> **Instruction**:
Return every line below in which "this" appears.

> **Input data**:
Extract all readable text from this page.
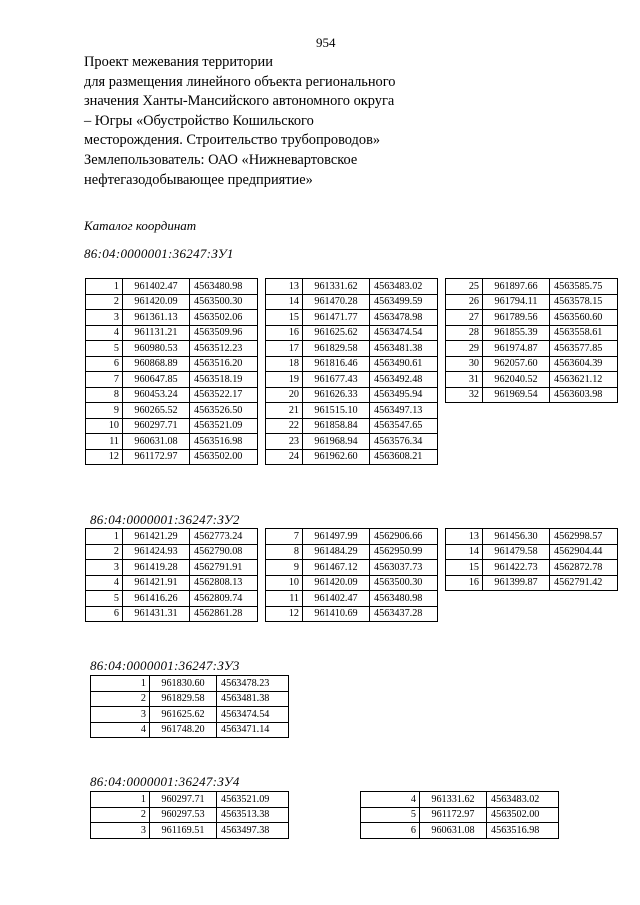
954
Проект межевания территории
для размещения линейного объекта регионального
значения Ханты-Мансийского автономного округа
– Югры «Обустройство Кошильского
месторождения. Строительство трубопроводов»
Землепользователь: ОАО «Нижневартовское
нефтегазодобывающее предприятие»
Каталог координат
86:04:0000001:36247:ЗУ1
86:04:0000001:36247:ЗУ2
86:04:0000001:36247:ЗУ3
86:04:0000001:36247:ЗУ4
1	961402.47	4563480.98
2	961420.09	4563500.30
3	961361.13	4563502.06
4	961131.21	4563509.96
5	960980.53	4563512.23
6	960868.89	4563516.20
7	960647.85	4563518.19
8	960453.24	4563522.17
9	960265.52	4563526.50
10	960297.71	4563521.09
11	960631.08	4563516.98
12	961172.97	4563502.00
13	961331.62	4563483.02
14	961470.28	4563499.59
15	961471.77	4563478.98
16	961625.62	4563474.54
17	961829.58	4563481.38
18	961816.46	4563490.61
19	961677.43	4563492.48
20	961626.33	4563495.94
21	961515.10	4563497.13
22	961858.84	4563547.65
23	961968.94	4563576.34
24	961962.60	4563608.21
25	961897.66	4563585.75
26	961794.11	4563578.15
27	961789.56	4563560.60
28	961855.39	4563558.61
29	961974.87	4563577.85
30	962057.60	4563604.39
31	962040.52	4563621.12
32	961969.54	4563603.98
1	961421.29	4562773.24
2	961424.93	4562790.08
3	961419.28	4562791.91
4	961421.91	4562808.13
5	961416.26	4562809.74
6	961431.31	4562861.28
7	961497.99	4562906.66
8	961484.29	4562950.99
9	961467.12	4563037.73
10	961420.09	4563500.30
11	961402.47	4563480.98
12	961410.69	4563437.28
13	961456.30	4562998.57
14	961479.58	4562904.44
15	961422.73	4562872.78
16	961399.87	4562791.42
1	961830.60	4563478.23
2	961829.58	4563481.38
3	961625.62	4563474.54
4	961748.20	4563471.14
1	960297.71	4563521.09
2	960297.53	4563513.38
3	961169.51	4563497.38
4	961331.62	4563483.02
5	961172.97	4563502.00
6	960631.08	4563516.98
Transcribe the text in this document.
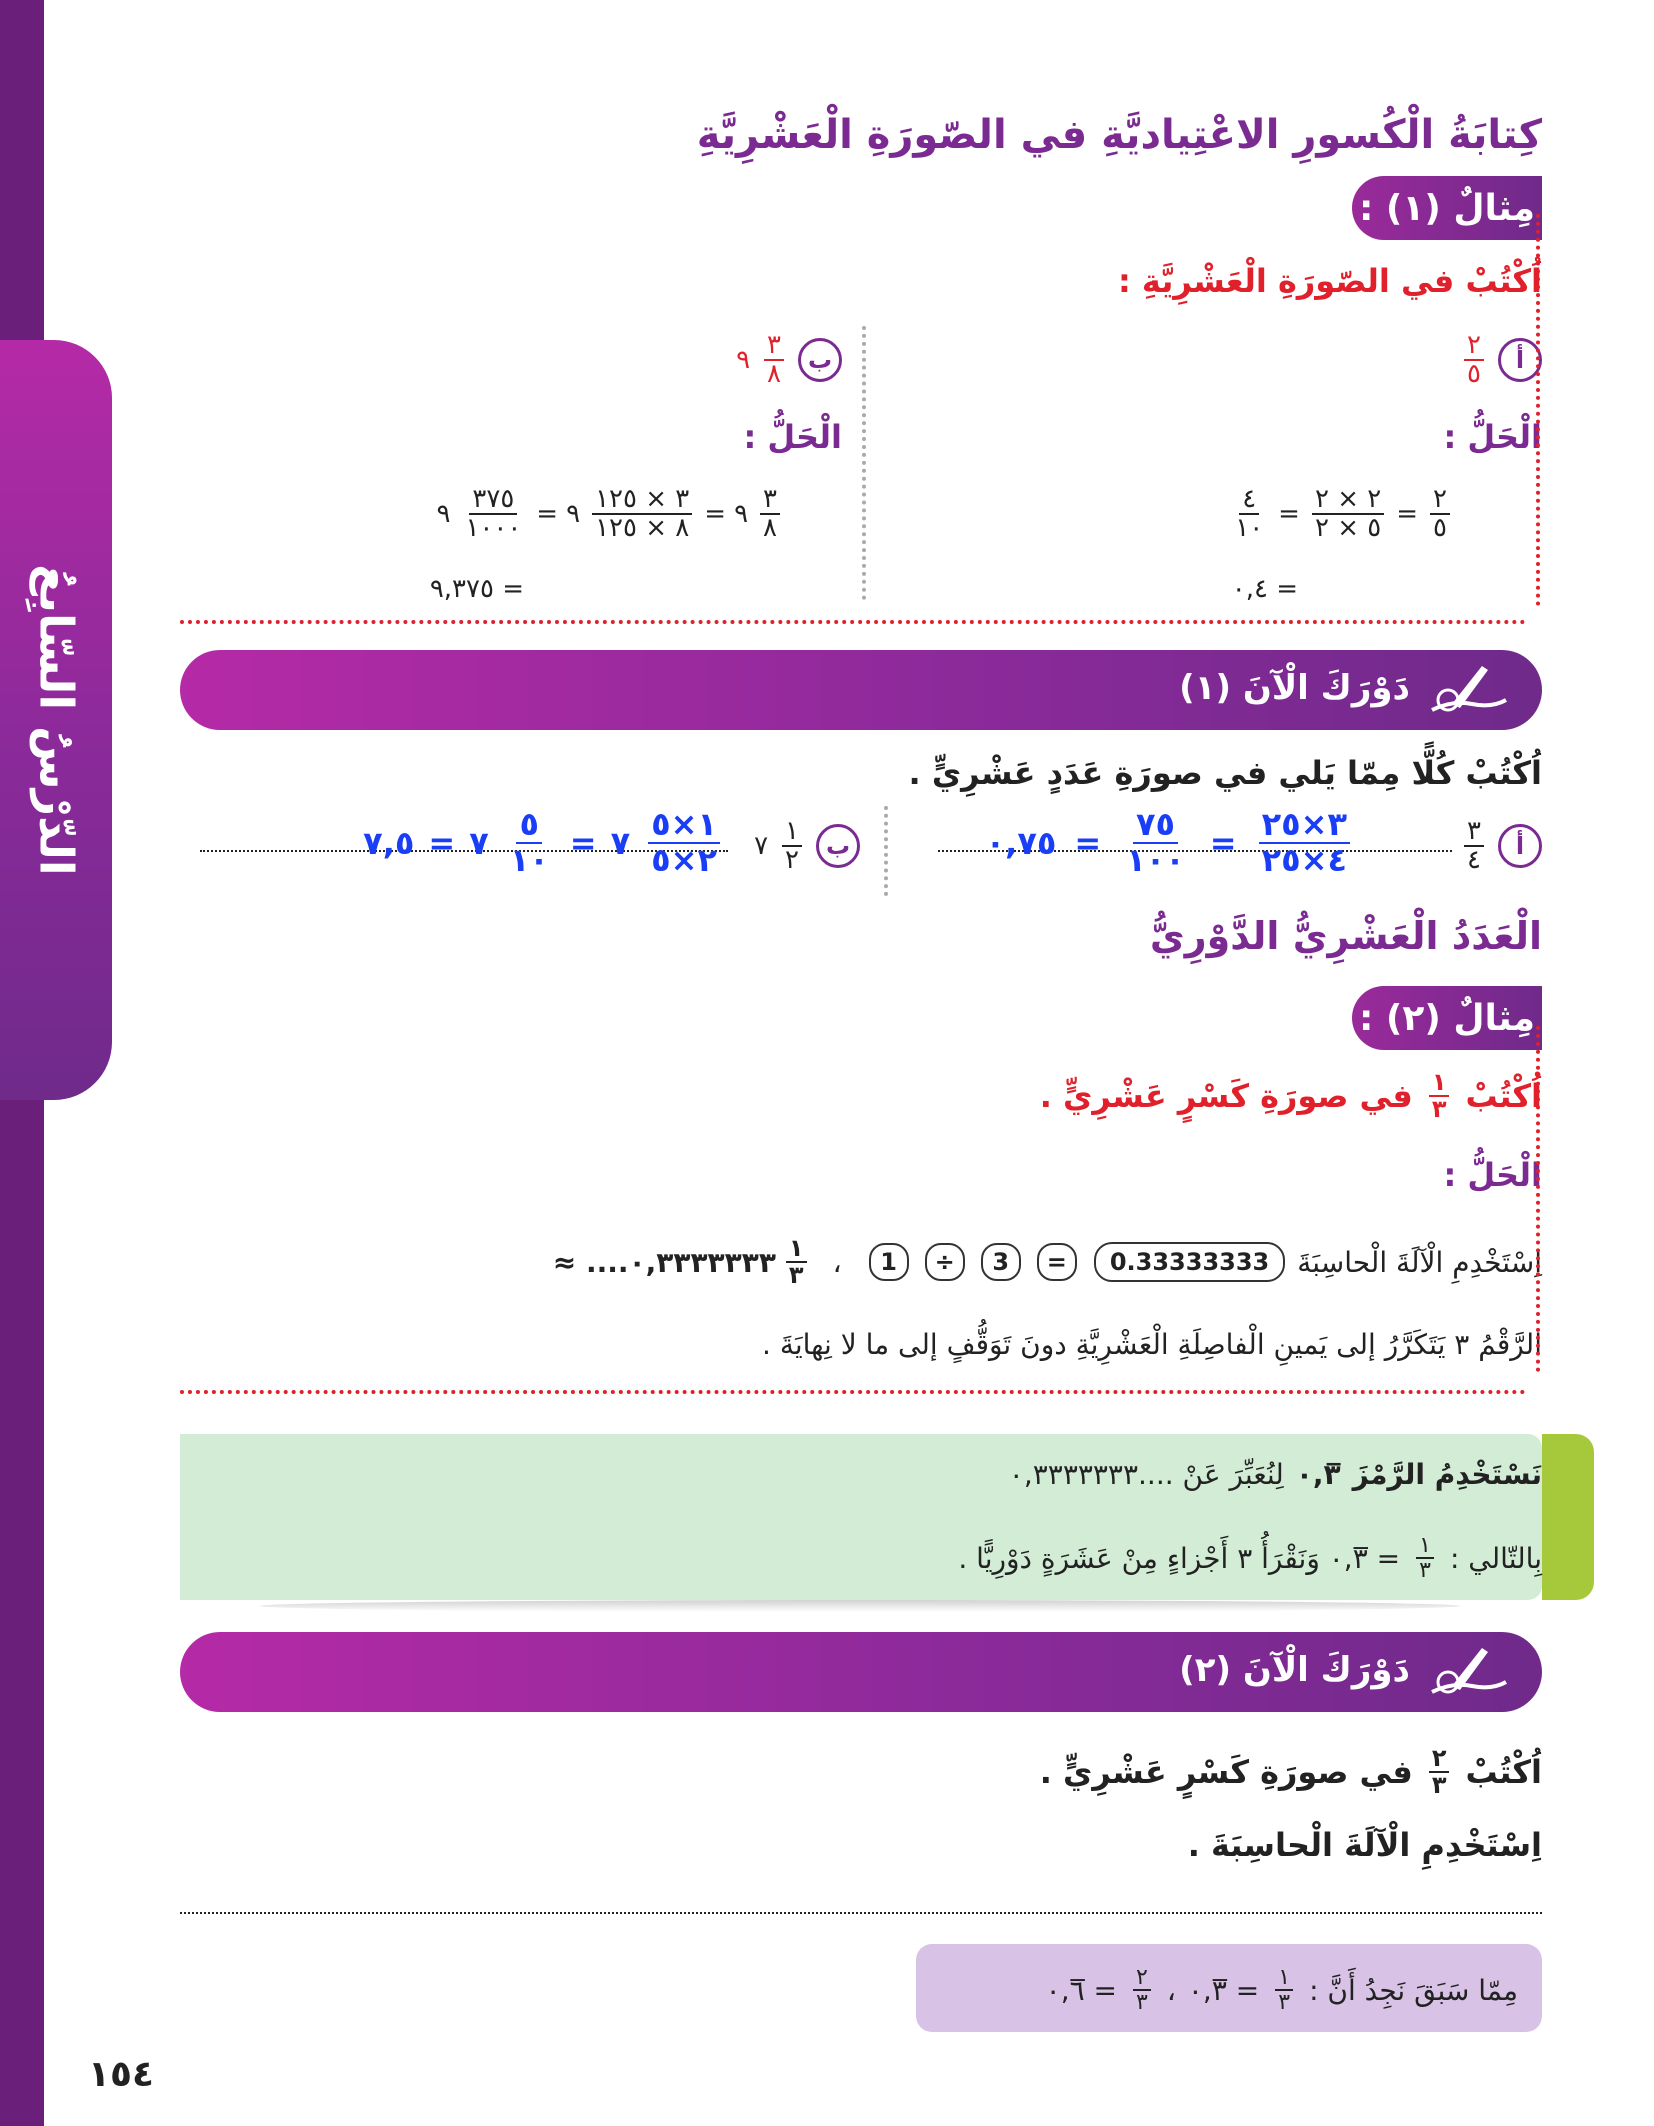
الدّرْسُ السّابِعُ
كِتابَةُ الْكُسورِ الاعْتِياديَّةِ في الصّورَةِ الْعَشْرِيَّةِ
مِثالٌ (١) :
اُكْتُبْ في الصّورَةِ الْعَشْرِيَّةِ :
أ
$\frac{٢}{٥}$
الْحَلُّ :
$\frac{٢}{٥}$
=
$\frac{٢ \times ٢}{٥ \times ٢}$
=
$\frac{٤}{١٠}$
= ٠,٤
ب
$\frac{٣}{٨}$
٩
الْحَلُّ :
$\frac{٣}{٨}$
٩
=
$\frac{٣ \times ١٢٥}{٨ \times ١٢٥}$
٩
=
$\frac{٣٧٥}{١٠٠٠}$
٩
= ٩,٣٧٥
دَوْرَكَ الْآنَ (١)
اُكْتُبْ كُلًّا مِمّا يَلي في صورَةِ عَدَدٍ عَشْرِيٍّ .
أ
$\frac{٣}{٤}$
$\frac{٣\times ٢٥}{٤\times ٢٥}$
=
$\frac{٧٥}{١٠٠}$
=
٠,٧٥
ب
$\frac{١}{٢}$
٧
$\frac{١\times ٥}{٢\times ٥}$
٧
=
$\frac{٥}{١٠}$
٧
=
٧,٥
الْعَدَدُ الْعَشْرِيُّ الدَّوْرِيُّ
مِثالٌ (٢) :
اُكْتُبْ
$\frac{١}{٣}$
في صورَةِ كَسْرٍ عَشْرِيٍّ .
الْحَلُّ :
اِسْتَخْدِمِ الْآلَةَ الْحاسِبَةَ
0.33333333
=
3
÷
1
،
$\frac{١}{٣}$
٠,٣٣٣٣٣٣٣.... ≈
الرَّقْمُ ٣ يَتَكَرَّرُ إلى يَمينِ الْفاصِلَةِ الْعَشْرِيَّةِ دونَ تَوَقُّفٍ إلى ما لا نِهايَةَ .
نَسْتَخْدِمُ الرَّمْزَ
٠,٣̅
لِنُعَبِّرَ عَنْ ....٠,٣٣٣٣٣٣٣
بِالتّالي :
$\frac{١}{٣}$
= ٠,٣̅ وَنَقْرَأُ ٣ أَجْزاءٍ مِنْ عَشَرَةٍ دَوْرِيًّا .
دَوْرَكَ الْآنَ (٢)
اُكْتُبْ
$\frac{٢}{٣}$
في صورَةِ كَسْرٍ عَشْرِيٍّ .
اِسْتَخْدِمِ الْآلَةَ الْحاسِبَةَ .
مِمّا سَبَقَ نَجِدُ أَنَّ :
$\frac{١}{٣}$
= ٠,٣̅
،
$\frac{٢}{٣}$
= ٠,٦̅
١٥٤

> **Complete answer**:
Extract all readable text from this page.
Transcribe the text in this document.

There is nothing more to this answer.